(Items from a figure collection)
___
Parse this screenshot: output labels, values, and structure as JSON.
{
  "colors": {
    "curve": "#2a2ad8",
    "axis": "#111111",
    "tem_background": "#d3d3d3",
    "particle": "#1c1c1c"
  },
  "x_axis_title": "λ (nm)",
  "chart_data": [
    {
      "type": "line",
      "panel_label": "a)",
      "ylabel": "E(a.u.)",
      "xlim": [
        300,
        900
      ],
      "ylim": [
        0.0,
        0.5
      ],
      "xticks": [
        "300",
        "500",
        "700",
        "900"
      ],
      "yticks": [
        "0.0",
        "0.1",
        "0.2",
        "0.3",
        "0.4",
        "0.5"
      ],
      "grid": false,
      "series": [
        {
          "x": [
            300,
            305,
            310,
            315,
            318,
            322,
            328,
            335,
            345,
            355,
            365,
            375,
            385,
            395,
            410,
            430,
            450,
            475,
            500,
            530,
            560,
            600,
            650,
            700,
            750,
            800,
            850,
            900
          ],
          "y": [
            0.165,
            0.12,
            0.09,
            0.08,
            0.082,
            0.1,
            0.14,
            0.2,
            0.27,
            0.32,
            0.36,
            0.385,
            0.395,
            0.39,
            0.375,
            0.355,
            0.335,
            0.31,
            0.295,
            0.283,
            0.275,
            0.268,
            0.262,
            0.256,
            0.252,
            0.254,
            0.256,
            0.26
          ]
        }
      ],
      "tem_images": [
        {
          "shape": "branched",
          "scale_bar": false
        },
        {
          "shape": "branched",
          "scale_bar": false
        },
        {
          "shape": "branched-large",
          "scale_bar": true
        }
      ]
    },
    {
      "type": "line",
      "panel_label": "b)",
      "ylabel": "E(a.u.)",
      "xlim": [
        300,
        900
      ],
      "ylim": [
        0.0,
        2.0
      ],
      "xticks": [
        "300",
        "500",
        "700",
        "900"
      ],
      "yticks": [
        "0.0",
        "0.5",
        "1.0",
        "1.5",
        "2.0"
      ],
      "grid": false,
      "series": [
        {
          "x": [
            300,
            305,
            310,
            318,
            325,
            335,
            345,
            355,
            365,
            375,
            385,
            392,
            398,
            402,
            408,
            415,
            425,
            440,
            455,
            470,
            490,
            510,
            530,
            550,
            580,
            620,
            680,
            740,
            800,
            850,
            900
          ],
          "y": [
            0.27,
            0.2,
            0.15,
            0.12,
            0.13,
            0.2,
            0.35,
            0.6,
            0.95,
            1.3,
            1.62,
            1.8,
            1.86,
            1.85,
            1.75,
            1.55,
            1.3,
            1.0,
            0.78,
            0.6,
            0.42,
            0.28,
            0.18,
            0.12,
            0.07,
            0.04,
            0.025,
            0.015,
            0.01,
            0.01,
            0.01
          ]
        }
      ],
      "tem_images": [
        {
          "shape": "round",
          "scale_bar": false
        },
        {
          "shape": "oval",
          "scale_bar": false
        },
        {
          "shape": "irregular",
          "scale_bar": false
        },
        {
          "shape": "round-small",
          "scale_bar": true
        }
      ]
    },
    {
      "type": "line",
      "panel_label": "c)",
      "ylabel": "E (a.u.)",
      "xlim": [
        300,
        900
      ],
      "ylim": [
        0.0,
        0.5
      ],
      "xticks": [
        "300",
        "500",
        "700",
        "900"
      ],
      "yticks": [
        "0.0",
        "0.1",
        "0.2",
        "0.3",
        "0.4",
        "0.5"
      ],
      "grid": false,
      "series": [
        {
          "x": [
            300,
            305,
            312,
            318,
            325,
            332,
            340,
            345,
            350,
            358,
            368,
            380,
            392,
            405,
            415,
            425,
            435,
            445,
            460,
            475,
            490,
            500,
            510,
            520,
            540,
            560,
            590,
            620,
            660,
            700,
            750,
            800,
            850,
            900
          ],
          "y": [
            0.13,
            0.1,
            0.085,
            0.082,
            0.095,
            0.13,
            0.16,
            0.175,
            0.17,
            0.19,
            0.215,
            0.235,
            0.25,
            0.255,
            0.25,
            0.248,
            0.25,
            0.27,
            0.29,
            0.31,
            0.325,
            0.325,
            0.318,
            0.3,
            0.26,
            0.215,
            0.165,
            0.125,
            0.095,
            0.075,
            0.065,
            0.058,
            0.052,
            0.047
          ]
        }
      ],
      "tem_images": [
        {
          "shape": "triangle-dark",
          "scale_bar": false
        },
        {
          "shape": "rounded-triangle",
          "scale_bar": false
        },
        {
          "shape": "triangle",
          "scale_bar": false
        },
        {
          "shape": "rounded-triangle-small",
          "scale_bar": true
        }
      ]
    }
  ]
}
___
Given task> Reproduce the full listing word for word.

Answer to this exercise>
Parse this screenshot: output labels, values, and structure as JSON.
{
  "colors": {
    "curve": "#2a2ad8",
    "axis": "#111111",
    "tem_background": "#d3d3d3",
    "particle": "#1c1c1c"
  },
  "x_axis_title": "λ (nm)",
  "chart_data": [
    {
      "type": "line",
      "panel_label": "a)",
      "ylabel": "E(a.u.)",
      "xlim": [
        300,
        900
      ],
      "ylim": [
        0.0,
        0.5
      ],
      "xticks": [
        "300",
        "500",
        "700",
        "900"
      ],
      "yticks": [
        "0.0",
        "0.1",
        "0.2",
        "0.3",
        "0.4",
        "0.5"
      ],
      "grid": false,
      "series": [
        {
          "x": [
            300,
            305,
            310,
            315,
            318,
            322,
            328,
            335,
            345,
            355,
            365,
            375,
            385,
            395,
            410,
            430,
            450,
            475,
            500,
            530,
            560,
            600,
            650,
            700,
            750,
            800,
            850,
            900
          ],
          "y": [
            0.165,
            0.12,
            0.09,
            0.08,
            0.082,
            0.1,
            0.14,
            0.2,
            0.27,
            0.32,
            0.36,
            0.385,
            0.395,
            0.39,
            0.375,
            0.355,
            0.335,
            0.31,
            0.295,
            0.283,
            0.275,
            0.268,
            0.262,
            0.256,
            0.252,
            0.254,
            0.256,
            0.26
          ]
        }
      ],
      "tem_images": [
        {
          "shape": "branched",
          "scale_bar": false
        },
        {
          "shape": "branched",
          "scale_bar": false
        },
        {
          "shape": "branched-large",
          "scale_bar": true
        }
      ]
    },
    {
      "type": "line",
      "panel_label": "b)",
      "ylabel": "E(a.u.)",
      "xlim": [
        300,
        900
      ],
      "ylim": [
        0.0,
        2.0
      ],
      "xticks": [
        "300",
        "500",
        "700",
        "900"
      ],
      "yticks": [
        "0.0",
        "0.5",
        "1.0",
        "1.5",
        "2.0"
      ],
      "grid": false,
      "series": [
        {
          "x": [
            300,
            305,
            310,
            318,
            325,
            335,
            345,
            355,
            365,
            375,
            385,
            392,
            398,
            402,
            408,
            415,
            425,
            440,
            455,
            470,
            490,
            510,
            530,
            550,
            580,
            620,
            680,
            740,
            800,
            850,
            900
          ],
          "y": [
            0.27,
            0.2,
            0.15,
            0.12,
            0.13,
            0.2,
            0.35,
            0.6,
            0.95,
            1.3,
            1.62,
            1.8,
            1.86,
            1.85,
            1.75,
            1.55,
            1.3,
            1.0,
            0.78,
            0.6,
            0.42,
            0.28,
            0.18,
            0.12,
            0.07,
            0.04,
            0.025,
            0.015,
            0.01,
            0.01,
            0.01
          ]
        }
      ],
      "tem_images": [
        {
          "shape": "round",
          "scale_bar": false
        },
        {
          "shape": "oval",
          "scale_bar": false
        },
        {
          "shape": "irregular",
          "scale_bar": false
        },
        {
          "shape": "round-small",
          "scale_bar": true
        }
      ]
    },
    {
      "type": "line",
      "panel_label": "c)",
      "ylabel": "E (a.u.)",
      "xlim": [
        300,
        900
      ],
      "ylim": [
        0.0,
        0.5
      ],
      "xticks": [
        "300",
        "500",
        "700",
        "900"
      ],
      "yticks": [
        "0.0",
        "0.1",
        "0.2",
        "0.3",
        "0.4",
        "0.5"
      ],
      "grid": false,
      "series": [
        {
          "x": [
            300,
            305,
            312,
            318,
            325,
            332,
            340,
            345,
            350,
            358,
            368,
            380,
            392,
            405,
            415,
            425,
            435,
            445,
            460,
            475,
            490,
            500,
            510,
            520,
            540,
            560,
            590,
            620,
            660,
            700,
            750,
            800,
            850,
            900
          ],
          "y": [
            0.13,
            0.1,
            0.085,
            0.082,
            0.095,
            0.13,
            0.16,
            0.175,
            0.17,
            0.19,
            0.215,
            0.235,
            0.25,
            0.255,
            0.25,
            0.248,
            0.25,
            0.27,
            0.29,
            0.31,
            0.325,
            0.325,
            0.318,
            0.3,
            0.26,
            0.215,
            0.165,
            0.125,
            0.095,
            0.075,
            0.065,
            0.058,
            0.052,
            0.047
          ]
        }
      ],
      "tem_images": [
        {
          "shape": "triangle-dark",
          "scale_bar": false
        },
        {
          "shape": "rounded-triangle",
          "scale_bar": false
        },
        {
          "shape": "triangle",
          "scale_bar": false
        },
        {
          "shape": "rounded-triangle-small",
          "scale_bar": true
        }
      ]
    }
  ]
}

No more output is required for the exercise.